**YOUR OBJECTIVE**
Whenever a line contains the string "器用便利", copy it out of the entries.

**ROWS**
'''

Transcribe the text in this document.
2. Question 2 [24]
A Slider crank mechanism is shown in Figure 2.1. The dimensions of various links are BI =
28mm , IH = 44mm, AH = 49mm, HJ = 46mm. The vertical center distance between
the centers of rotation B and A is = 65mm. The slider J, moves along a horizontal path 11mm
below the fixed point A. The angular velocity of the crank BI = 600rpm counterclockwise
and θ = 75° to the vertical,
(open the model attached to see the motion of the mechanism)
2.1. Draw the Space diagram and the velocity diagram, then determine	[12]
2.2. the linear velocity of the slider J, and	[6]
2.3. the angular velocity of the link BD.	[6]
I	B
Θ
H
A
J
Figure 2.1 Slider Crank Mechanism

'''
'''

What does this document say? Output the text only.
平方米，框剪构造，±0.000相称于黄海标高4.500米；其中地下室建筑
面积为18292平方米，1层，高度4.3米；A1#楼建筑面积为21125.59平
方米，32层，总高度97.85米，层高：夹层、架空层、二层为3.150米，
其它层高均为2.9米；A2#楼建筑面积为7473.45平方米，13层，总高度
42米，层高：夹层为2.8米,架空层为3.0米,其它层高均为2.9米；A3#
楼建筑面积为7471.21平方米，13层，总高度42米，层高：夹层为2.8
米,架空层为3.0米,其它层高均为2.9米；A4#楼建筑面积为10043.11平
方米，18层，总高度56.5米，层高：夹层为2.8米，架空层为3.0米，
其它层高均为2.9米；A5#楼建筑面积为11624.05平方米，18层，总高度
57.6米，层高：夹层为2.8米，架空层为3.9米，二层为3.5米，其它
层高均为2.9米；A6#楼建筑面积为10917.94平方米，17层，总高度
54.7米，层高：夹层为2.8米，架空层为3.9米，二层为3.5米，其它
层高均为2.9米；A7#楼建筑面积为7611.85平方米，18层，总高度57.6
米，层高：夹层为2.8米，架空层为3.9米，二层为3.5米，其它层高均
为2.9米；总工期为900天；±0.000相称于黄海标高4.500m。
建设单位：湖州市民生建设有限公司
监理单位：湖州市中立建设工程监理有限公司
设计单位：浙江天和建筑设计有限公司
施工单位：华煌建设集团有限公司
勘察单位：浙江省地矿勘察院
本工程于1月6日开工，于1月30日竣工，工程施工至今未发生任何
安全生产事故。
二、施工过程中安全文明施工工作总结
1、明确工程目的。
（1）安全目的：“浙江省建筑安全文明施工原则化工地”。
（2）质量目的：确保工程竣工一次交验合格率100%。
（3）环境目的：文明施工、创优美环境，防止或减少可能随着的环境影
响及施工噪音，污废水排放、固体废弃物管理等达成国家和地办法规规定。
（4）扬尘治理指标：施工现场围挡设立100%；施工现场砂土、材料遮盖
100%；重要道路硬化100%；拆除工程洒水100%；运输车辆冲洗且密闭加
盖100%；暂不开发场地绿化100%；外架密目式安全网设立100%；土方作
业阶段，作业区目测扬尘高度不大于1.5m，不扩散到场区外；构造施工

'''
'''

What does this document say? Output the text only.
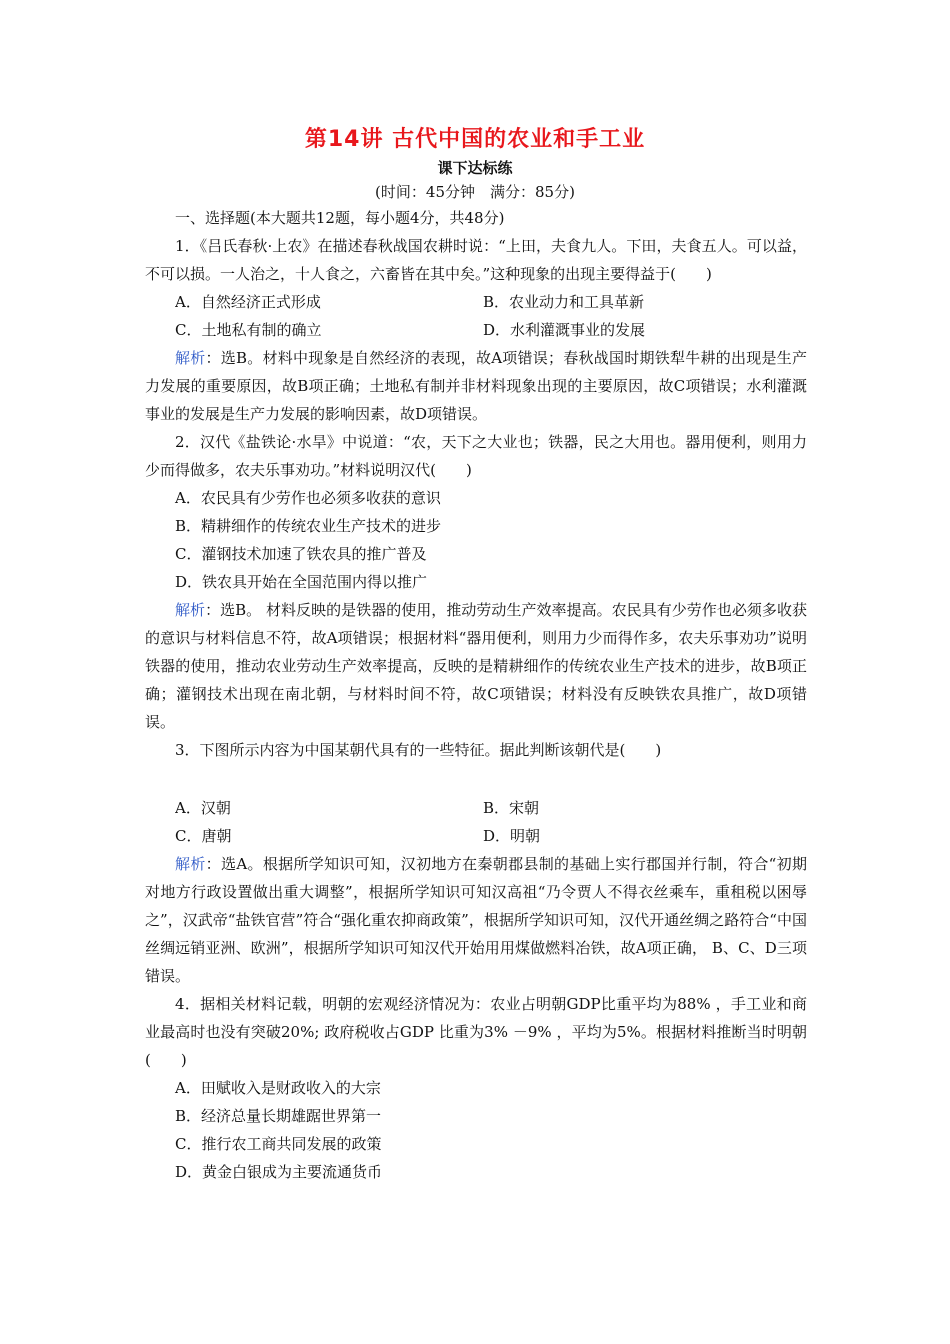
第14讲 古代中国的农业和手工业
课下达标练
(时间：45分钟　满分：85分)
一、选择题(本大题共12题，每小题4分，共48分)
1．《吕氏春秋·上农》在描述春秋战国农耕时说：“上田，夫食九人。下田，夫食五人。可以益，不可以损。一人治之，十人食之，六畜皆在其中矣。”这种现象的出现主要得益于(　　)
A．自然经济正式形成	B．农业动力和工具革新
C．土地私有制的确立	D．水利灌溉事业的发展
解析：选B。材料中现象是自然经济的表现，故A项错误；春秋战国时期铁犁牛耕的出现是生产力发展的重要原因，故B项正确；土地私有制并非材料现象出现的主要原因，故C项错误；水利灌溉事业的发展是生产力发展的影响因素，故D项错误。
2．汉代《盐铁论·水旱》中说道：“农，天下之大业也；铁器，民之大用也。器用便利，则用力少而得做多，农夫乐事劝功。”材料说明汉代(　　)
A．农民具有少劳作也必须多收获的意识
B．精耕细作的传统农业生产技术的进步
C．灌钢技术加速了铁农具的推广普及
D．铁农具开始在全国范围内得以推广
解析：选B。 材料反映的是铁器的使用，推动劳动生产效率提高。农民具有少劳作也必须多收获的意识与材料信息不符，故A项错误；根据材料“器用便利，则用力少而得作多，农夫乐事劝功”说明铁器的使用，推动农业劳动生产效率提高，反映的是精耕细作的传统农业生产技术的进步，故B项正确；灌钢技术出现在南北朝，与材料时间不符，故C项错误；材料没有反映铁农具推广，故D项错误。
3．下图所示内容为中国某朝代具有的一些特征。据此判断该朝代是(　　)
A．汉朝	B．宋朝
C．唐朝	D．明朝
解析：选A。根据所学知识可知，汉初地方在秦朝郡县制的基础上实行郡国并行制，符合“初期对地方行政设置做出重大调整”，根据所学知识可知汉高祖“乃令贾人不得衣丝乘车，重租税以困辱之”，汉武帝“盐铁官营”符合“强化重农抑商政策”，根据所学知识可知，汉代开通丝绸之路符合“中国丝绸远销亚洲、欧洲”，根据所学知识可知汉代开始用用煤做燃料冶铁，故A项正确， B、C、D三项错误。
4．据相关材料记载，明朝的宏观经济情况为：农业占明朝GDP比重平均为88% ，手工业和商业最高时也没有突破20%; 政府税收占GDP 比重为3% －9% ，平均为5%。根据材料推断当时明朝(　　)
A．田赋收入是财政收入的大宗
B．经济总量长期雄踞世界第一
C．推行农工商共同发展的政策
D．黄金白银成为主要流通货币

'''

**THE COMPLETED TASK**
2．汉代《盐铁论·水旱》中说道：“农，天下之大业也；铁器，民之大用也。器用便利，则用力少而得做多，农夫乐事劝功。”材料说明汉代(　　)
解析：选B。 材料反映的是铁器的使用，推动劳动生产效率提高。农民具有少劳作也必须多收获的意识与材料信息不符，故A项错误；根据材料“器用便利，则用力少而得作多，农夫乐事劝功”说明铁器的使用，推动农业劳动生产效率提高，反映的是精耕细作的传统农业生产技术的进步，故B项正确；灌钢技术出现在南北朝，与材料时间不符，故C项错误；材料没有反映铁农具推广，故D项错误。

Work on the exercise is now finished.